(Records excerpted from a collection):
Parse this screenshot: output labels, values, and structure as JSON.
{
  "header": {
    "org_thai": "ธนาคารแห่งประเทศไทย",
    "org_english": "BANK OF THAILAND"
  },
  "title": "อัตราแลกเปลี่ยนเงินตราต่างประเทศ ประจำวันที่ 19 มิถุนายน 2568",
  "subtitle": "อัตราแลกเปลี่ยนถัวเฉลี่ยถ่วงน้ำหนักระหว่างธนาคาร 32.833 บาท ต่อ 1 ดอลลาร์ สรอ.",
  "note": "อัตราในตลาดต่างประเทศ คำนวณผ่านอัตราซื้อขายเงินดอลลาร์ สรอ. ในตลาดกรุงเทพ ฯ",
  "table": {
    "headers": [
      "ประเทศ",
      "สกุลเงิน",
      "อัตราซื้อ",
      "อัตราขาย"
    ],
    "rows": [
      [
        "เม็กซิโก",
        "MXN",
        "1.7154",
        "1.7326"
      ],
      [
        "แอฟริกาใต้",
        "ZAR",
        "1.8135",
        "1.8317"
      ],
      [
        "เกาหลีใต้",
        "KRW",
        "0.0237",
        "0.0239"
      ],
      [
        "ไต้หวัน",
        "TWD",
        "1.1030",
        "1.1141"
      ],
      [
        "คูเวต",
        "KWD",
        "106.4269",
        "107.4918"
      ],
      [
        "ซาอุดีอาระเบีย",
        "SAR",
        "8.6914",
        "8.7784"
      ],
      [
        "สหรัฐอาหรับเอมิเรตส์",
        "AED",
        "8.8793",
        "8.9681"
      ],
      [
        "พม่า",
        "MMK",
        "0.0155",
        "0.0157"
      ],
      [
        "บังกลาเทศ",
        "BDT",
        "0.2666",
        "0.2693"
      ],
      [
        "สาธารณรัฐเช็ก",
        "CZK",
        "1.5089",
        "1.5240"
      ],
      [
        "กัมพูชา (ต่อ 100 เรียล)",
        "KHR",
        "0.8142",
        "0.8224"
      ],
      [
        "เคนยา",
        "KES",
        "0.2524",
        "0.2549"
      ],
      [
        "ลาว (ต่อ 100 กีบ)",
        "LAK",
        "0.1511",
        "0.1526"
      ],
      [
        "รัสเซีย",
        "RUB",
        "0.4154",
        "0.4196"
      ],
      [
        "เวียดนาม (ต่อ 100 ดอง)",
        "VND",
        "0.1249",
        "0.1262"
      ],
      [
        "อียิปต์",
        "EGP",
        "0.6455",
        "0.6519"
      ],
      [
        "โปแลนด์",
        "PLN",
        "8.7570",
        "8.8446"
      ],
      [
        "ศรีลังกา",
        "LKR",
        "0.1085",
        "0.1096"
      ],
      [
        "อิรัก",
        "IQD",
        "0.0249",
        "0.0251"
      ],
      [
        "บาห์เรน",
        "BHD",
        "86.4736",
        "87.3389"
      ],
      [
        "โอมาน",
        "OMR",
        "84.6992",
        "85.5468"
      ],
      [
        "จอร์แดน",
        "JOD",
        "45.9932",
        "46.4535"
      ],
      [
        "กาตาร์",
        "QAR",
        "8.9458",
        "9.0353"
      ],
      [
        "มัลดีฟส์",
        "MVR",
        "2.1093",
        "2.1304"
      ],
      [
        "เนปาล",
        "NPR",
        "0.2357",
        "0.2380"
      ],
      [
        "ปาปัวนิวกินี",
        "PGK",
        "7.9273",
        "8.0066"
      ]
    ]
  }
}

(Task directions): Above are lines of data; state how many of them contain the word "ตราซ", with no other output.

(Output of the exercise): 2